(GOAL) In the entries that follow, find the word "Since" and report each line it is on.

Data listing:
=====

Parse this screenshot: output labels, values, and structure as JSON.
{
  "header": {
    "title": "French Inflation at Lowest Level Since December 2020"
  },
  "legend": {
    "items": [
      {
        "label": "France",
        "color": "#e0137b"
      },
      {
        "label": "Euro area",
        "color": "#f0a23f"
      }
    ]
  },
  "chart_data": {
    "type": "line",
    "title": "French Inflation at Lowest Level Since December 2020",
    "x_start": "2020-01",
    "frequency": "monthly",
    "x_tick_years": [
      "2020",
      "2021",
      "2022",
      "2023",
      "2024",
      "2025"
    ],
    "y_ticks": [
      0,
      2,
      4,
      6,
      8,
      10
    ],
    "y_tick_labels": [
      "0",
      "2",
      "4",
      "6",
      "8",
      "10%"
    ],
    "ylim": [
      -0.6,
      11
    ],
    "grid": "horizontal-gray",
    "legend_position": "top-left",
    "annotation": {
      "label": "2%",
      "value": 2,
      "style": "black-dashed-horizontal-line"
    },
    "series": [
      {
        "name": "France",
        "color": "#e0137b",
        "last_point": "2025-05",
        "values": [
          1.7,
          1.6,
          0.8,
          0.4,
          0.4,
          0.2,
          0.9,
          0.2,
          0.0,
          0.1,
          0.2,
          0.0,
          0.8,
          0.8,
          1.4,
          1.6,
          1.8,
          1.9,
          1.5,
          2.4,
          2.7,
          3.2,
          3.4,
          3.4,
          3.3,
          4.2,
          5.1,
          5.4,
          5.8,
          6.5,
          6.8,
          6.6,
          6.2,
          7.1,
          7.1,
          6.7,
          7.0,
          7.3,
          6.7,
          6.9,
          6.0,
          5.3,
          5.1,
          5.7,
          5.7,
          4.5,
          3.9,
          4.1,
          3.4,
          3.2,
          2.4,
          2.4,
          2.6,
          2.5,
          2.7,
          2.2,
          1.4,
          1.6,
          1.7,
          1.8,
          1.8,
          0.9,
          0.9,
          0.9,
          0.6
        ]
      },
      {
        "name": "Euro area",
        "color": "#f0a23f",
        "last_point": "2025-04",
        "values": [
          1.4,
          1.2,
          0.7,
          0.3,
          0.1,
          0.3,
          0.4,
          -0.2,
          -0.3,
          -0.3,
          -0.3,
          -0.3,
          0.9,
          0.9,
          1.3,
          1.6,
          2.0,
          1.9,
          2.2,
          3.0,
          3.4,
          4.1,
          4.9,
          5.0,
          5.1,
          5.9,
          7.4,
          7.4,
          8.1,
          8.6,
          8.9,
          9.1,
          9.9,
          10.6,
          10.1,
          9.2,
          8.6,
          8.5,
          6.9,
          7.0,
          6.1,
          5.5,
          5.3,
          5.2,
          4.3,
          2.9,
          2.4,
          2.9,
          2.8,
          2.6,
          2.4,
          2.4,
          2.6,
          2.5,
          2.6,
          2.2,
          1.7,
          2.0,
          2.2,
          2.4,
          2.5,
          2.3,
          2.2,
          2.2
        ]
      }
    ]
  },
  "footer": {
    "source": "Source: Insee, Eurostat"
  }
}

=====

(TASK SOLUTION)
    "title": "French Inflation at Lowest Level Since December 2020"
    "title": "French Inflation at Lowest Level Since December 2020",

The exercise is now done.